- _WORK TO COMPLETE_: Collect each line containing "text".

* Start AVAILABLE DATA *

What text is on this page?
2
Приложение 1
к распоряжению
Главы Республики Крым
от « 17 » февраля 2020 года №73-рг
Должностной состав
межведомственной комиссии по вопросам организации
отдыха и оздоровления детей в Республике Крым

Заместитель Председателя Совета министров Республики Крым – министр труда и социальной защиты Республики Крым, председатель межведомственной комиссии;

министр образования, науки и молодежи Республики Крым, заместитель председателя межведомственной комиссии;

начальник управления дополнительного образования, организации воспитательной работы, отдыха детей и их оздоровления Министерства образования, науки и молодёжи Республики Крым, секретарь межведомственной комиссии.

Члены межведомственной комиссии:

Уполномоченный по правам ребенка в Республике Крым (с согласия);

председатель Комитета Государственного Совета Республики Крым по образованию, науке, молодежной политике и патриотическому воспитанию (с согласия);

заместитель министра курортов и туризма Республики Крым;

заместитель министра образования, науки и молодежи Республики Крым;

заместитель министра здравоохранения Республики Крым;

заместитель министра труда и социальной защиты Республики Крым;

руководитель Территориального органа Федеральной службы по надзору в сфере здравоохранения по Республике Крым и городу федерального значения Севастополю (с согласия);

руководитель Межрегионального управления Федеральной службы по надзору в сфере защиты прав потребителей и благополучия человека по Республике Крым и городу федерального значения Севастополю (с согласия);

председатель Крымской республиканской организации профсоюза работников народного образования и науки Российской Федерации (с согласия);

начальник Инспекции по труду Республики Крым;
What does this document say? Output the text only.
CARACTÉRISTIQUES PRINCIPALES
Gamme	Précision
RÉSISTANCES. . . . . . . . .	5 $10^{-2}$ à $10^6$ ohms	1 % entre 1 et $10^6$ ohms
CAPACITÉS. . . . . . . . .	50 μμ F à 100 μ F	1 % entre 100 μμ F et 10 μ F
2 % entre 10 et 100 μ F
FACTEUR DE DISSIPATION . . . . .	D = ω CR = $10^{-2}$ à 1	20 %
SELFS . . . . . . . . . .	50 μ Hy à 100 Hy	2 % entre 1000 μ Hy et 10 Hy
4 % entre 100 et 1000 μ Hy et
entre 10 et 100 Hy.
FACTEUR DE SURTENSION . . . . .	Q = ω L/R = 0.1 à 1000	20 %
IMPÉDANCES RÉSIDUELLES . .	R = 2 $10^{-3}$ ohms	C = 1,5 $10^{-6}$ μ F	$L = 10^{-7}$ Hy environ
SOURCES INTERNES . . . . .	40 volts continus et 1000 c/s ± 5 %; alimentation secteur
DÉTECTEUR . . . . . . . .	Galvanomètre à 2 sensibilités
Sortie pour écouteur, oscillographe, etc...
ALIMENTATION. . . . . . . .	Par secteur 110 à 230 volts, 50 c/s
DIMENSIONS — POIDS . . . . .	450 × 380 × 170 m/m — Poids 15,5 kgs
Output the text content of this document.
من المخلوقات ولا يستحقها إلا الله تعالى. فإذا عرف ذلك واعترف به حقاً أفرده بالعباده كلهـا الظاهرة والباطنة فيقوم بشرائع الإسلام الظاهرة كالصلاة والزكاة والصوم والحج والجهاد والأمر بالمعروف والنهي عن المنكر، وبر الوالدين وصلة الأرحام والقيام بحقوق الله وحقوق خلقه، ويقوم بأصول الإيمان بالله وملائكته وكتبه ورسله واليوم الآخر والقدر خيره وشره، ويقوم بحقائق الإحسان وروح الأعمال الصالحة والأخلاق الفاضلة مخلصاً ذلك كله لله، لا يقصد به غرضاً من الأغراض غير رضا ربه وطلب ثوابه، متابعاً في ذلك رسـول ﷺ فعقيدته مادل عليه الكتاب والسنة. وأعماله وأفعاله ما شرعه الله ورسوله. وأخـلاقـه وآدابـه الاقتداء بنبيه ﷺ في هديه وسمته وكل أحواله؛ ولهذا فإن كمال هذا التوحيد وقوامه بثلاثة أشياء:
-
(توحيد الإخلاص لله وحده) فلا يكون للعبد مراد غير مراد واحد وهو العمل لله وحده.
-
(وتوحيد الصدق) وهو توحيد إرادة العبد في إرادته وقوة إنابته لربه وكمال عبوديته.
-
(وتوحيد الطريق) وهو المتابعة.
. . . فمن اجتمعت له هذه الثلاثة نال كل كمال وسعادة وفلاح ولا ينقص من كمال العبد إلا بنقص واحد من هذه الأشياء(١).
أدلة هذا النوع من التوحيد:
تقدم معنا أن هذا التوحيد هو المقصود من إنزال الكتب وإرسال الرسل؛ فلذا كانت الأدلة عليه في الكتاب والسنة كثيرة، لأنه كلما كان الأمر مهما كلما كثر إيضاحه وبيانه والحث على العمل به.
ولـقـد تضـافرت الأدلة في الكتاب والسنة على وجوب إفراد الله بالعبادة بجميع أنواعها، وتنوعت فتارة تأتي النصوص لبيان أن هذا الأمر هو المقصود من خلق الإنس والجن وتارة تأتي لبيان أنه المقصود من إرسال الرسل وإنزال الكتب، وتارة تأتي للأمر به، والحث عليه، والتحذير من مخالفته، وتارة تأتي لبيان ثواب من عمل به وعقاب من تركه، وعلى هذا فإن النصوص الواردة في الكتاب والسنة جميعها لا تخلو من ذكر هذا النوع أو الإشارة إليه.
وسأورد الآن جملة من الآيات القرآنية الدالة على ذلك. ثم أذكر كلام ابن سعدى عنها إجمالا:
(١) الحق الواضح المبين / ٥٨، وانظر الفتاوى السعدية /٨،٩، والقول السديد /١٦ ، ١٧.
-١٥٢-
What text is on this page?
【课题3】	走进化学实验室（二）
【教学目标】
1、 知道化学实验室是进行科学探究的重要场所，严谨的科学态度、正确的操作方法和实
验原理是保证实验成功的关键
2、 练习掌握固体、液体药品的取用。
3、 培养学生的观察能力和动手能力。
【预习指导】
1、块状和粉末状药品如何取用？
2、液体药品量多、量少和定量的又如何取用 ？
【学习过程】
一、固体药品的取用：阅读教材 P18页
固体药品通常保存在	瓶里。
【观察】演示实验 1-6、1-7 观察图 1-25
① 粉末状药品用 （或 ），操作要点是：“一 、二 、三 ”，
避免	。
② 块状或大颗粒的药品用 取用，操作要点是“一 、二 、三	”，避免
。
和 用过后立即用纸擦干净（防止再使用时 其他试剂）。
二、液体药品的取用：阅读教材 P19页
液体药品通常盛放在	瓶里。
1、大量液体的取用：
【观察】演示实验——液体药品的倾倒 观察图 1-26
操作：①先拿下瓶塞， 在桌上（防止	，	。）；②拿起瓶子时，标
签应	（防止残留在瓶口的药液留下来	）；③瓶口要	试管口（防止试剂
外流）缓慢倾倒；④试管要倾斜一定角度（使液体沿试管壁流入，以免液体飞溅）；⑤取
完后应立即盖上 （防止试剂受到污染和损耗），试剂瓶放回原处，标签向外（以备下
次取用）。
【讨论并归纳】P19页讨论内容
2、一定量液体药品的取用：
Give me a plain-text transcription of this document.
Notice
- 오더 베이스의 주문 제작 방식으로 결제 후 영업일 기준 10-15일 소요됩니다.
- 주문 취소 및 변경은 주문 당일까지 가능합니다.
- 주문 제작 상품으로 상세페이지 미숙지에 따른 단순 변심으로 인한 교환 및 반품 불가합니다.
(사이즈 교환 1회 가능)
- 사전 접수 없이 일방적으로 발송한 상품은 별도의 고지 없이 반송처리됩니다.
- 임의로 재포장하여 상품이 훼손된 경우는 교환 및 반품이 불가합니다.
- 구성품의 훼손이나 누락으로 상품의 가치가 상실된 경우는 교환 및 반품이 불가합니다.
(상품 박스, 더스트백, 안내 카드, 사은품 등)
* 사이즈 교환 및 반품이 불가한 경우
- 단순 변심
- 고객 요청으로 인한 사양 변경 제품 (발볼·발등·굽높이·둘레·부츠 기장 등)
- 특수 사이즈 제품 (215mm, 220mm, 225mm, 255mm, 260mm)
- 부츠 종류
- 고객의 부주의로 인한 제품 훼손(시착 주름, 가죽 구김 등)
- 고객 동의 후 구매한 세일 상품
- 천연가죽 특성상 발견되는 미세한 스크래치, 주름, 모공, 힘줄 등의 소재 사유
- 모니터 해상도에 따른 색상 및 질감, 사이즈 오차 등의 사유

* End AVAILABLE DATA *

- _RESULT OF THE EXERCISE_:
What text is on this page?
What does this document say? Output the text only.
Output the text content of this document.
What text is on this page?
Give me a plain-text transcription of this document.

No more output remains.